> [WHAT TO DO]:
Extract, from the records beneath this instruction, each line that contains the word "High".

> [PROVIDED MATERIAL]:
::::::::::

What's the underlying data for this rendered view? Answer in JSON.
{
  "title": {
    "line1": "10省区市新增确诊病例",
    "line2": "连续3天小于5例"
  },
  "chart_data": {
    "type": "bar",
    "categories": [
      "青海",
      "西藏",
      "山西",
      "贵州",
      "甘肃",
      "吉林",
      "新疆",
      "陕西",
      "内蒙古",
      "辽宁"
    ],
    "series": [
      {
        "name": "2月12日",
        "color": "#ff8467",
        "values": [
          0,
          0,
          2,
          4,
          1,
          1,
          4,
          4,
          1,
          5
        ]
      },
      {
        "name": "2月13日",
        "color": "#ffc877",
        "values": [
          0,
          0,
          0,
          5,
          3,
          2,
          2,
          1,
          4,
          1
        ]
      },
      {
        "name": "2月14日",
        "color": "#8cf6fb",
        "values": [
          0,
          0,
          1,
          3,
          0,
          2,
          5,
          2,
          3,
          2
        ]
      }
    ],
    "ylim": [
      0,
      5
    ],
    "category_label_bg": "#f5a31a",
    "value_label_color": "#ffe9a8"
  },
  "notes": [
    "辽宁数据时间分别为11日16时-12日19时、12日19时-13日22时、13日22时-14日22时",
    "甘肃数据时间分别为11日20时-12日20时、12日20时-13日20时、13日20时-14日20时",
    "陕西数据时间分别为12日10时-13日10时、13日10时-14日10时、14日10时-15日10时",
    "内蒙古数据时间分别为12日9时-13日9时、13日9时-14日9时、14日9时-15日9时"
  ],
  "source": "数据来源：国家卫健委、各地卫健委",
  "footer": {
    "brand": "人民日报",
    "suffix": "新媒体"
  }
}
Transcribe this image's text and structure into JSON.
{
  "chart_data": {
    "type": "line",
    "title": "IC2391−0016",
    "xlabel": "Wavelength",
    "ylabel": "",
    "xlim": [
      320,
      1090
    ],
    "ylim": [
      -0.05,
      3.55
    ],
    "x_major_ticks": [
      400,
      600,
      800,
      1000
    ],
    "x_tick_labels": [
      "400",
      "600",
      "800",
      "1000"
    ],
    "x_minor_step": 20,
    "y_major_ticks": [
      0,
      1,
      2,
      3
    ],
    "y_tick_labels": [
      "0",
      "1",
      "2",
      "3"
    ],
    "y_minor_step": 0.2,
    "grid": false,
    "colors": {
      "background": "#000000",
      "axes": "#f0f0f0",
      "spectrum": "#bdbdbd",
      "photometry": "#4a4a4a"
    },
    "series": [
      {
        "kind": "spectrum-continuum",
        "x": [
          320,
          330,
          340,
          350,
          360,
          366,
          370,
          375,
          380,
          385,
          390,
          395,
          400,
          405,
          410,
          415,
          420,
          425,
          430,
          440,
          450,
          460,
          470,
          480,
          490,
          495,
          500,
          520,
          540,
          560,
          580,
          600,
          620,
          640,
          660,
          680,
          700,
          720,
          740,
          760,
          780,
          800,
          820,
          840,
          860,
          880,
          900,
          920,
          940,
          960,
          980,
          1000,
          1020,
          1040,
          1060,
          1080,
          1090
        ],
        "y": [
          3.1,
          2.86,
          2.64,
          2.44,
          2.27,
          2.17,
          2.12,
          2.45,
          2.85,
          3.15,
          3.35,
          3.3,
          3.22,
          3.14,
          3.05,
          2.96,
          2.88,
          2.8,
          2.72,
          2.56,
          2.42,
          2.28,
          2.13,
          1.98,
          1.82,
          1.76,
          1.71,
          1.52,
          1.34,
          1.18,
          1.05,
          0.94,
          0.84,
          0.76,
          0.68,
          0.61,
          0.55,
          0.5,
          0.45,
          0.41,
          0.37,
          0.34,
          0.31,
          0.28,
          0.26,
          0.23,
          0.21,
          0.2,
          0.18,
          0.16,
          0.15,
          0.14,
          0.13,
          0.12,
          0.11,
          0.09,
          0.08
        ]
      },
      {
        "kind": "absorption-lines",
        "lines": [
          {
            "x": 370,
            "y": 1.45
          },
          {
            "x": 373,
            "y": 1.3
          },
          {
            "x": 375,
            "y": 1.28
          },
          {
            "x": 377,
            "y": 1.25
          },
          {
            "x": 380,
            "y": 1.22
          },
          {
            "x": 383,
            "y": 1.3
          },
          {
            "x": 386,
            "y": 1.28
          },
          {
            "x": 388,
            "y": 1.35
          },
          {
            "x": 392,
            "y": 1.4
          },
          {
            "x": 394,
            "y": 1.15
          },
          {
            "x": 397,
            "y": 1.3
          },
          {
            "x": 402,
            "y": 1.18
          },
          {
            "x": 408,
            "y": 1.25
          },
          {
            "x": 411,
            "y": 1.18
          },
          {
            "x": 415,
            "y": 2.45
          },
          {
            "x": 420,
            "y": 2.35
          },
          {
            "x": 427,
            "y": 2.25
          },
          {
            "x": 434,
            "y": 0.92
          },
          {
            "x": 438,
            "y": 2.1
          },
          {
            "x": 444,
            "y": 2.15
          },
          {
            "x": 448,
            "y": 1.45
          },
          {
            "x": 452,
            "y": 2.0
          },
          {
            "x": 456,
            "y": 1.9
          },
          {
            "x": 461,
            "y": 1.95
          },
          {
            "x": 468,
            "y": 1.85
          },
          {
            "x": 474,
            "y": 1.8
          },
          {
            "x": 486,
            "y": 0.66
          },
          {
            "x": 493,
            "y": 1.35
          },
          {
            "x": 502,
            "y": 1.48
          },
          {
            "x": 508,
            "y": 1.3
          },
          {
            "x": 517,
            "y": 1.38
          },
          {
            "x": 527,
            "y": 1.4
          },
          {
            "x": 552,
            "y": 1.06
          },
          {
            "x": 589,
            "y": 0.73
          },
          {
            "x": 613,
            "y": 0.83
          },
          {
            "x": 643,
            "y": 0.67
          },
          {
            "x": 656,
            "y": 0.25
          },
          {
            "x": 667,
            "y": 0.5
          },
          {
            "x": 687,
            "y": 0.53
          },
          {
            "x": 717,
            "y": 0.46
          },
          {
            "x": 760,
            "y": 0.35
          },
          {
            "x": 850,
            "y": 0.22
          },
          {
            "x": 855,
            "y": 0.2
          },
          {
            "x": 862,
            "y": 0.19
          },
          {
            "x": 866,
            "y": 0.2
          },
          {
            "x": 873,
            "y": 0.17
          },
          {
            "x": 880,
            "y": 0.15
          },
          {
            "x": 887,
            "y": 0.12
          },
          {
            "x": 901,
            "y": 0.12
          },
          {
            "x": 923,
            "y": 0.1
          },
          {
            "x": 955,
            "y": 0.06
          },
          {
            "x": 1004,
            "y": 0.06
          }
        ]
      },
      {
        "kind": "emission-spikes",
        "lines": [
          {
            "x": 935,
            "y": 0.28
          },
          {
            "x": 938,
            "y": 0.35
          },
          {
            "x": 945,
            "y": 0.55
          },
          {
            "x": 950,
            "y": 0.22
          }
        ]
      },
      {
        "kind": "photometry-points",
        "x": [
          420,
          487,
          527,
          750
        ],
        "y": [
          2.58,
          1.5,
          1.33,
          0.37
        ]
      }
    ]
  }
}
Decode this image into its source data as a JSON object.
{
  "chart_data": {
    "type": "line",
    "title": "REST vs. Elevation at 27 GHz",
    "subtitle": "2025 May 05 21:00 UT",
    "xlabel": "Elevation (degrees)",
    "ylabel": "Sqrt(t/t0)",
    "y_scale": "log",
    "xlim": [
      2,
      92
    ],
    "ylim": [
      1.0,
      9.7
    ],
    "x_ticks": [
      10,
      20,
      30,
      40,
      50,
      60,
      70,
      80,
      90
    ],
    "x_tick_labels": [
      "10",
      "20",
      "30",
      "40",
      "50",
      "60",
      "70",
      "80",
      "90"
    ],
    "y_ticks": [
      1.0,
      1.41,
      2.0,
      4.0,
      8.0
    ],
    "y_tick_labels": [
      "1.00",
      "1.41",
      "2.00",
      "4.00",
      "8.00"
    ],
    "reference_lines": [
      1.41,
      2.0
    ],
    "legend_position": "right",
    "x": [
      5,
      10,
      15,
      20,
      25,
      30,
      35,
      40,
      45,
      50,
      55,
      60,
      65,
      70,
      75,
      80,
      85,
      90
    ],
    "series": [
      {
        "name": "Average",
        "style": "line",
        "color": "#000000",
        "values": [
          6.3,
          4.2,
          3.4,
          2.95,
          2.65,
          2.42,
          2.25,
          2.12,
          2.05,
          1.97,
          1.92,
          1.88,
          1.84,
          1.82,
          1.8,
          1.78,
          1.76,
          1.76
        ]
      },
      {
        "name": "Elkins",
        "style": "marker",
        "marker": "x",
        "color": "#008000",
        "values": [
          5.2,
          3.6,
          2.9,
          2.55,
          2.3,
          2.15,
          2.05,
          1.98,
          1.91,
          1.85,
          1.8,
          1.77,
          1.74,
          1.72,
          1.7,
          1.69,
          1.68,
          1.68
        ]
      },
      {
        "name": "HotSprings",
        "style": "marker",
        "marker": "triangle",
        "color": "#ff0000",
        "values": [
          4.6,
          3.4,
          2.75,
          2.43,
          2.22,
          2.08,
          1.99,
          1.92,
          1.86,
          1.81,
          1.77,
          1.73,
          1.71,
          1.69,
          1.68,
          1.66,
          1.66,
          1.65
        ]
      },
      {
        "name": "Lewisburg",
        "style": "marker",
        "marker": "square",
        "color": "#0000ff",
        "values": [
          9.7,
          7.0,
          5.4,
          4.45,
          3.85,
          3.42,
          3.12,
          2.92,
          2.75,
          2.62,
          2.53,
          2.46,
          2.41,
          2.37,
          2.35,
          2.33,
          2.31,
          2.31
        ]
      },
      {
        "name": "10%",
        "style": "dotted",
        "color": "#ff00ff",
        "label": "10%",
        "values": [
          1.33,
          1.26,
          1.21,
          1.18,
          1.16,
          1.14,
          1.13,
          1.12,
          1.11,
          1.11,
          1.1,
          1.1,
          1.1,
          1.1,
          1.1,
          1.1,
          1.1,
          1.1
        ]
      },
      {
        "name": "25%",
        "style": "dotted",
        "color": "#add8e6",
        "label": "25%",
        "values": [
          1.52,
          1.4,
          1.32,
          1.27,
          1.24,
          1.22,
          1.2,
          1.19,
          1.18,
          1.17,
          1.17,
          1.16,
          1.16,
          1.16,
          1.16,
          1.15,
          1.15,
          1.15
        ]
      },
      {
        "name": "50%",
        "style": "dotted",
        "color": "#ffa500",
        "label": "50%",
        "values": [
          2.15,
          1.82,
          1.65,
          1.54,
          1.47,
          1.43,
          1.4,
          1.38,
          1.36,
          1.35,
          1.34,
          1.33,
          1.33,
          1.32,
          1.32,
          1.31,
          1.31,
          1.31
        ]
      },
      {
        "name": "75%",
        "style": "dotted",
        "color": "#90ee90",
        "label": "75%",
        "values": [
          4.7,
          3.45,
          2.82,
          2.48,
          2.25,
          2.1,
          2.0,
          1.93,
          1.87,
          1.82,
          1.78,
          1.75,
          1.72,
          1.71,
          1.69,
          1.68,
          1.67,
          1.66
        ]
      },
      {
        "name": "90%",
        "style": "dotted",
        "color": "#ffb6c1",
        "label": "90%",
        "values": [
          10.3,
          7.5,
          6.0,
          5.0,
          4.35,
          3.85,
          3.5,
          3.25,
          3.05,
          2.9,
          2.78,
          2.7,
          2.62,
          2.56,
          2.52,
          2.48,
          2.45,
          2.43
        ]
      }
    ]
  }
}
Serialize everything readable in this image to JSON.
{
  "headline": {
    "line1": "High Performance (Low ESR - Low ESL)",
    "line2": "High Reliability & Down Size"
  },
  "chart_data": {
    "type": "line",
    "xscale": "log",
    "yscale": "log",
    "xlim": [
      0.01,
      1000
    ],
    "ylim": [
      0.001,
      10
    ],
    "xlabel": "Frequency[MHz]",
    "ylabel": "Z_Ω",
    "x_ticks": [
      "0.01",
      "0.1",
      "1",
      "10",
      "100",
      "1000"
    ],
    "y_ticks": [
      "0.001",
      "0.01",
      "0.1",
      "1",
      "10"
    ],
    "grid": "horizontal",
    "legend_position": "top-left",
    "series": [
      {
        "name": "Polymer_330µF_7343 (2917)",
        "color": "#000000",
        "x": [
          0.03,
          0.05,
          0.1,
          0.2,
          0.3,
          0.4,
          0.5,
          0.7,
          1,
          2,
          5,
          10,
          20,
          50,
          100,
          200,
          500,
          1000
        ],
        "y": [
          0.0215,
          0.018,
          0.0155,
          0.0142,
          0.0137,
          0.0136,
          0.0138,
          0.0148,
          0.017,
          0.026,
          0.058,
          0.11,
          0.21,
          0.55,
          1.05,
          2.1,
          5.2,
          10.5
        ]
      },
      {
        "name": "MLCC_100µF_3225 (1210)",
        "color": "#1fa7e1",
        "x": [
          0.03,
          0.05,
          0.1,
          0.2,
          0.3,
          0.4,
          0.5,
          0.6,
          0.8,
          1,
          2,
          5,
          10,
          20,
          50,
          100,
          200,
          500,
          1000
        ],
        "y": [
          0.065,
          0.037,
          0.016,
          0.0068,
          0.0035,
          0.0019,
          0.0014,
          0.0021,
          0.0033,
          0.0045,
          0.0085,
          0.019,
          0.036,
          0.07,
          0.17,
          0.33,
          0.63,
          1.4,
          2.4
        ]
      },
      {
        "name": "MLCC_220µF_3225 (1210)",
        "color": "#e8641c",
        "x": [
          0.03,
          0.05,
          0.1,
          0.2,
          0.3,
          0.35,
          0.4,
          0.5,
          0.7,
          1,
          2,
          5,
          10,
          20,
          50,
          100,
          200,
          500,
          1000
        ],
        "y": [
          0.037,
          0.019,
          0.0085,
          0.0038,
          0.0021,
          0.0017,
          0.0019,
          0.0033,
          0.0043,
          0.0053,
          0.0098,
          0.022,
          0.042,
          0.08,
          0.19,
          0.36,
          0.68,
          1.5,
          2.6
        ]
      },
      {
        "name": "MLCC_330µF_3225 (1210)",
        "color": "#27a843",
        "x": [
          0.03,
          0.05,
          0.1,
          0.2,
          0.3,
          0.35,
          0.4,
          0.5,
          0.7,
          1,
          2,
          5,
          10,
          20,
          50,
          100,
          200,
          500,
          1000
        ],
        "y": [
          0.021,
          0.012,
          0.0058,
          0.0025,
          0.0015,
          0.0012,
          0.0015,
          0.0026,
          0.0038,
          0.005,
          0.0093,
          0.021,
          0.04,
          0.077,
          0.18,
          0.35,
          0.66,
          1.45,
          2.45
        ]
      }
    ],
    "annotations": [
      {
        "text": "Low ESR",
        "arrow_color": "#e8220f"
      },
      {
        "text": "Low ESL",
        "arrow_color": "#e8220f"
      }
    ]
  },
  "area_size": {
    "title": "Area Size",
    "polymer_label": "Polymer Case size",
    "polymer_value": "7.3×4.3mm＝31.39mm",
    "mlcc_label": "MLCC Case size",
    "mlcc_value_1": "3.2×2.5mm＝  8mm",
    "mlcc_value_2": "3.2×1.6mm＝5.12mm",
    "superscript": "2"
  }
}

::::::::::

> [RESULT FOR THIS TASK]:
    "line1": "High Performance (Low ESR - Low ESL)",
    "line2": "High Reliability & Down Size"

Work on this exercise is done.